REQUIREMENT :: Convert the lines of each item below into a JSON list of strings, one string per line, skipping blank lines. Leave the pictures out of the answer.

Spatial annotation entries

# # #

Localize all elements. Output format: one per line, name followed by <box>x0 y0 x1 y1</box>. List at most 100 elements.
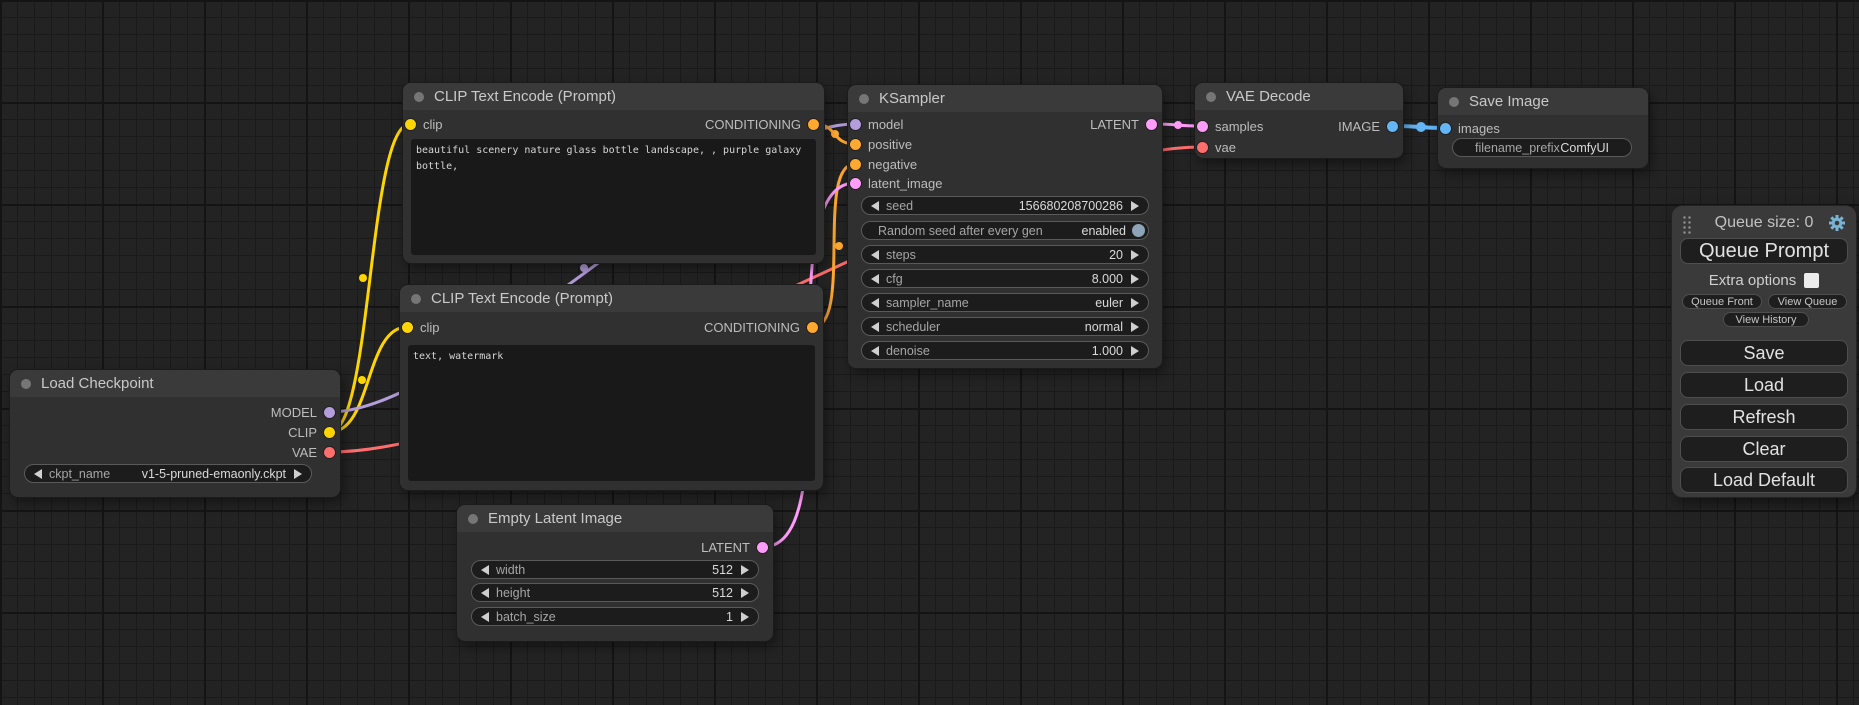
conditioning-port-dot[interactable] <box>850 159 861 170</box>
image-port-dot[interactable] <box>1387 121 1398 132</box>
latent-port-dot[interactable] <box>757 542 768 553</box>
clip-port-dot[interactable] <box>324 427 335 438</box>
output-port-model: MODEL <box>271 402 335 422</box>
port-label: model <box>868 117 903 132</box>
queue-front-button[interactable]: Queue Front <box>1682 294 1762 309</box>
widget-label: steps <box>886 248 916 262</box>
refresh-button[interactable]: Refresh <box>1680 404 1848 430</box>
input-port-clip: clip <box>405 114 443 134</box>
load-default-button[interactable]: Load Default <box>1680 467 1848 493</box>
increment-arrow-icon[interactable] <box>1131 322 1139 332</box>
prompt-textarea[interactable]: text, watermark <box>408 345 815 481</box>
conditioning-port-dot[interactable] <box>808 119 819 130</box>
conditioning-port-dot[interactable] <box>850 139 861 150</box>
increment-arrow-icon[interactable] <box>1131 346 1139 356</box>
node-clip-text-encode-negative[interactable]: CLIP Text Encode (Prompt) clip CONDITION… <box>400 285 823 490</box>
queue-prompt-button[interactable]: Queue Prompt <box>1680 238 1848 264</box>
decrement-arrow-icon[interactable] <box>481 588 489 598</box>
denoise-stepper[interactable]: denoise 1.000 <box>861 341 1149 360</box>
settings-gear-icon[interactable] <box>1826 212 1848 234</box>
node-header[interactable]: Load Checkpoint <box>10 370 340 397</box>
collapse-dot-icon[interactable] <box>859 94 869 104</box>
node-vae-decode[interactable]: VAE Decode samples vae IMAGE <box>1195 83 1403 158</box>
node-header[interactable]: VAE Decode <box>1195 83 1403 110</box>
collapse-dot-icon[interactable] <box>468 514 478 524</box>
link-midpoint-dot[interactable] <box>1174 121 1182 129</box>
latent-port-dot[interactable] <box>1146 119 1157 130</box>
link-midpoint-dot[interactable] <box>359 274 367 282</box>
link-midpoint-dot[interactable] <box>580 264 588 272</box>
increment-arrow-icon[interactable] <box>294 469 302 479</box>
decrement-arrow-icon[interactable] <box>871 322 879 332</box>
seed-stepper[interactable]: seed 156680208700286 <box>861 196 1149 215</box>
height-stepper[interactable]: height 512 <box>471 583 759 602</box>
port-label: negative <box>868 157 917 172</box>
widget-value: euler <box>1095 296 1123 310</box>
increment-arrow-icon[interactable] <box>1131 201 1139 211</box>
ckpt-name-combo[interactable]: ckpt_name v1-5-pruned-emaonly.ckpt <box>24 464 312 483</box>
load-button[interactable]: Load <box>1680 372 1848 398</box>
collapse-dot-icon[interactable] <box>1449 97 1459 107</box>
vae-port-dot[interactable] <box>1197 142 1208 153</box>
decrement-arrow-icon[interactable] <box>34 469 42 479</box>
increment-arrow-icon[interactable] <box>741 612 749 622</box>
increment-arrow-icon[interactable] <box>741 588 749 598</box>
extra-options-checkbox[interactable] <box>1804 273 1819 288</box>
random-seed-toggle[interactable]: Random seed after every gen enabled <box>861 221 1149 240</box>
vae-port-dot[interactable] <box>324 447 335 458</box>
image-port-dot[interactable] <box>1440 123 1451 134</box>
latent-port-dot[interactable] <box>850 178 861 189</box>
collapse-dot-icon[interactable] <box>1206 92 1216 102</box>
decrement-arrow-icon[interactable] <box>871 250 879 260</box>
widget-label: cfg <box>886 272 903 286</box>
port-label: CONDITIONING <box>705 117 801 132</box>
cfg-stepper[interactable]: cfg 8.000 <box>861 269 1149 288</box>
scheduler-combo[interactable]: scheduler normal <box>861 317 1149 336</box>
link-midpoint-dot[interactable] <box>831 130 839 138</box>
view-queue-button[interactable]: View Queue <box>1768 294 1847 309</box>
link-midpoint-dot[interactable] <box>358 376 366 384</box>
increment-arrow-icon[interactable] <box>1131 250 1139 260</box>
width-stepper[interactable]: width 512 <box>471 560 759 579</box>
link-midpoint-dot[interactable] <box>835 242 843 250</box>
save-button[interactable]: Save <box>1680 340 1848 366</box>
node-load-checkpoint[interactable]: Load Checkpoint MODEL CLIP VAE ckpt_name… <box>10 370 340 497</box>
node-empty-latent-image[interactable]: Empty Latent Image LATENT width 512 heig… <box>457 505 773 641</box>
node-header[interactable]: Empty Latent Image <box>457 505 773 532</box>
clip-port-dot[interactable] <box>405 119 416 130</box>
model-port-dot[interactable] <box>850 119 861 130</box>
decrement-arrow-icon[interactable] <box>481 612 489 622</box>
collapse-dot-icon[interactable] <box>21 379 31 389</box>
toggle-circle-icon[interactable] <box>1132 224 1145 237</box>
increment-arrow-icon[interactable] <box>741 565 749 575</box>
decrement-arrow-icon[interactable] <box>871 298 879 308</box>
batch-size-stepper[interactable]: batch_size 1 <box>471 607 759 626</box>
increment-arrow-icon[interactable] <box>1131 274 1139 284</box>
clear-button[interactable]: Clear <box>1680 436 1848 462</box>
collapse-dot-icon[interactable] <box>414 92 424 102</box>
node-ksampler[interactable]: KSampler model positive negative latent_… <box>848 85 1162 368</box>
node-header[interactable]: CLIP Text Encode (Prompt) <box>400 285 823 312</box>
decrement-arrow-icon[interactable] <box>871 274 879 284</box>
collapse-dot-icon[interactable] <box>411 294 421 304</box>
node-title: Empty Latent Image <box>488 510 622 527</box>
steps-stepper[interactable]: steps 20 <box>861 245 1149 264</box>
node-clip-text-encode-positive[interactable]: CLIP Text Encode (Prompt) clip CONDITION… <box>403 83 824 263</box>
conditioning-port-dot[interactable] <box>807 322 818 333</box>
decrement-arrow-icon[interactable] <box>871 201 879 211</box>
node-header[interactable]: KSampler <box>848 85 1162 112</box>
decrement-arrow-icon[interactable] <box>481 565 489 575</box>
model-port-dot[interactable] <box>324 407 335 418</box>
link-midpoint-dot[interactable] <box>1416 122 1426 132</box>
prompt-textarea[interactable]: beautiful scenery nature glass bottle la… <box>411 139 816 255</box>
sampler-name-combo[interactable]: sampler_name euler <box>861 293 1149 312</box>
node-header[interactable]: CLIP Text Encode (Prompt) <box>403 83 824 110</box>
decrement-arrow-icon[interactable] <box>871 346 879 356</box>
node-header[interactable]: Save Image <box>1438 88 1648 115</box>
filename-prefix-field[interactable]: filename_prefix ComfyUI <box>1452 138 1632 157</box>
latent-port-dot[interactable] <box>1197 121 1208 132</box>
view-history-button[interactable]: View History <box>1723 312 1809 327</box>
node-save-image[interactable]: Save Image images filename_prefix ComfyU… <box>1438 88 1648 168</box>
clip-port-dot[interactable] <box>402 322 413 333</box>
increment-arrow-icon[interactable] <box>1131 298 1139 308</box>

# # #

ANSWER TO THIS PROBLEM ::
[
  "Localize all elements. Output format: one per line, name followed by <box>x0 y0 x1 y1</box>. List at most 100 elements.",
  "conditioning-port-dot[interactable] <box>850 159 861 170</box>",
  "image-port-dot[interactable] <box>1387 121 1398 132</box>",
  "latent-port-dot[interactable] <box>757 542 768 553</box>",
  "clip-port-dot[interactable] <box>324 427 335 438</box>",
  "output-port-model: MODEL <box>271 402 335 422</box>",
  "port-label: model <box>868 117 903 132</box>",
  "queue-front-button[interactable]: Queue Front <box>1682 294 1762 309</box>",
  "widget-label: steps <box>886 248 916 262</box>",
  "refresh-button[interactable]: Refresh <box>1680 404 1848 430</box>",
  "input-port-clip: clip <box>405 114 443 134</box>",
  "load-default-button[interactable]: Load Default <box>1680 467 1848 493</box>",
  "increment-arrow-icon[interactable] <box>1131 322 1139 332</box>",
  "prompt-textarea[interactable]: text, watermark <box>408 345 815 481</box>",
  "conditioning-port-dot[interactable] <box>808 119 819 130</box>",
  "conditioning-port-dot[interactable] <box>850 139 861 150</box>",
  "increment-arrow-icon[interactable] <box>1131 346 1139 356</box>",
  "node-clip-text-encode-negative[interactable]: CLIP Text Encode (Prompt) clip CONDITION… <box>400 285 823 490</box>",
  "queue-prompt-button[interactable]: Queue Prompt <box>1680 238 1848 264</box>",
  "decrement-arrow-icon[interactable] <box>481 588 489 598</box>",
  "denoise-stepper[interactable]: denoise 1.000 <box>861 341 1149 360</box>",
  "settings-gear-icon[interactable] <box>1826 212 1848 234</box>",
  "node-header[interactable]: Load Checkpoint <box>10 370 340 397</box>",
  "collapse-dot-icon[interactable] <box>859 94 869 104</box>",
  "node-vae-decode[interactable]: VAE Decode samples vae IMAGE <box>1195 83 1403 158</box>",
  "node-header[interactable]: VAE Decode <box>1195 83 1403 110</box>",
  "collapse-dot-icon[interactable] <box>468 514 478 524</box>",
  "link-midpoint-dot[interactable] <box>1174 121 1182 129</box>",
  "latent-port-dot[interactable] <box>1146 119 1157 130</box>",
  "link-midpoint-dot[interactable] <box>359 274 367 282</box>",
  "link-midpoint-dot[interactable] <box>580 264 588 272</box>",
  "increment-arrow-icon[interactable] <box>294 469 302 479</box>",
  "decrement-arrow-icon[interactable] <box>871 322 879 332</box>",
  "seed-stepper[interactable]: seed 156680208700286 <box>861 196 1149 215</box>",
  "height-stepper[interactable]: height 512 <box>471 583 759 602</box>",
  "port-label: negative <box>868 157 917 172</box>",
  "widget-value: euler <box>1095 296 1123 310</box>",
  "increment-arrow-icon[interactable] <box>1131 201 1139 211</box>",
  "ckpt-name-combo[interactable]: ckpt_name v1-5-pruned-emaonly.ckpt <box>24 464 312 483</box>",
  "load-button[interactable]: Load <box>1680 372 1848 398</box>",
  "collapse-dot-icon[interactable] <box>1449 97 1459 107</box>",
  "vae-port-dot[interactable] <box>1197 142 1208 153</box>",
  "decrement-arrow-icon[interactable] <box>34 469 42 479</box>",
  "increment-arrow-icon[interactable] <box>741 612 749 622</box>",
  "increment-arrow-icon[interactable] <box>741 588 749 598</box>",
  "extra-options-checkbox[interactable] <box>1804 273 1819 288</box>",
  "random-seed-toggle[interactable]: Random seed after every gen enabled <box>861 221 1149 240</box>",
  "vae-port-dot[interactable] <box>324 447 335 458</box>",
  "image-port-dot[interactable] <box>1440 123 1451 134</box>",
  "latent-port-dot[interactable] <box>850 178 861 189</box>",
  "collapse-dot-icon[interactable] <box>1206 92 1216 102</box>",
  "decrement-arrow-icon[interactable] <box>871 250 879 260</box>",
  "widget-label: cfg <box>886 272 903 286</box>",
  "port-label: CONDITIONING <box>705 117 801 132</box>",
  "cfg-stepper[interactable]: cfg 8.000 <box>861 269 1149 288</box>",
  "scheduler-combo[interactable]: scheduler normal <box>861 317 1149 336</box>",
  "link-midpoint-dot[interactable] <box>831 130 839 138</box>",
  "view-queue-button[interactable]: View Queue <box>1768 294 1847 309</box>",
  "link-midpoint-dot[interactable] <box>358 376 366 384</box>",
  "increment-arrow-icon[interactable] <box>1131 250 1139 260</box>",
  "width-stepper[interactable]: width 512 <box>471 560 759 579</box>",
  "link-midpoint-dot[interactable] <box>835 242 843 250</box>",
  "save-button[interactable]: Save <box>1680 340 1848 366</box>",
  "node-load-checkpoint[interactable]: Load Checkpoint MODEL CLIP VAE ckpt_name… <box>10 370 340 497</box>",
  "node-empty-latent-image[interactable]: Empty Latent Image LATENT width 512 heig… <box>457 505 773 641</box>",
  "node-header[interactable]: Empty Latent Image <box>457 505 773 532</box>",
  "clip-port-dot[interactable] <box>405 119 416 130</box>",
  "model-port-dot[interactable] <box>850 119 861 130</box>",
  "decrement-arrow-icon[interactable] <box>481 612 489 622</box>",
  "collapse-dot-icon[interactable] <box>21 379 31 389</box>",
  "toggle-circle-icon[interactable] <box>1132 224 1145 237</box>",
  "increment-arrow-icon[interactable] <box>741 565 749 575</box>",
  "decrement-arrow-icon[interactable] <box>871 298 879 308</box>",
  "batch-size-stepper[interactable]: batch_size 1 <box>471 607 759 626</box>",
  "increment-arrow-icon[interactable] <box>1131 274 1139 284</box>",
  "clear-button[interactable]: Clear <box>1680 436 1848 462</box>",
  "collapse-dot-icon[interactable] <box>414 92 424 102</box>",
  "node-ksampler[interactable]: KSampler model positive negative latent_… <box>848 85 1162 368</box>",
  "node-header[interactable]: CLIP Text Encode (Prompt) <box>400 285 823 312</box>",
  "decrement-arrow-icon[interactable] <box>871 274 879 284</box>",
  "collapse-dot-icon[interactable] <box>411 294 421 304</box>",
  "node-title: Empty Latent Image <box>488 510 622 527</box>",
  "steps-stepper[interactable]: steps 20 <box>861 245 1149 264</box>",
  "node-clip-text-encode-positive[interactable]: CLIP Text Encode (Prompt) clip CONDITION… <box>403 83 824 263</box>",
  "conditioning-port-dot[interactable] <box>807 322 818 333</box>",
  "decrement-arrow-icon[interactable] <box>871 201 879 211</box>",
  "node-header[interactable]: KSampler <box>848 85 1162 112</box>",
  "decrement-arrow-icon[interactable] <box>481 565 489 575</box>",
  "model-port-dot[interactable] <box>324 407 335 418</box>",
  "link-midpoint-dot[interactable] <box>1416 122 1426 132</box>",
  "prompt-textarea[interactable]: beautiful scenery nature glass bottle la… <box>411 139 816 255</box>",
  "sampler-name-combo[interactable]: sampler_name euler <box>861 293 1149 312</box>",
  "node-header[interactable]: CLIP Text Encode (Prompt) <box>403 83 824 110</box>",
  "decrement-arrow-icon[interactable] <box>871 346 879 356</box>",
  "node-header[interactable]: Save Image <box>1438 88 1648 115</box>",
  "filename-prefix-field[interactable]: filename_prefix ComfyUI <box>1452 138 1632 157</box>",
  "latent-port-dot[interactable] <box>1197 121 1208 132</box>",
  "view-history-button[interactable]: View History <box>1723 312 1809 327</box>",
  "node-save-image[interactable]: Save Image images filename_prefix ComfyU… <box>1438 88 1648 168</box>",
  "clip-port-dot[interactable] <box>402 322 413 333</box>",
  "increment-arrow-icon[interactable] <box>1131 298 1139 308</box>"
]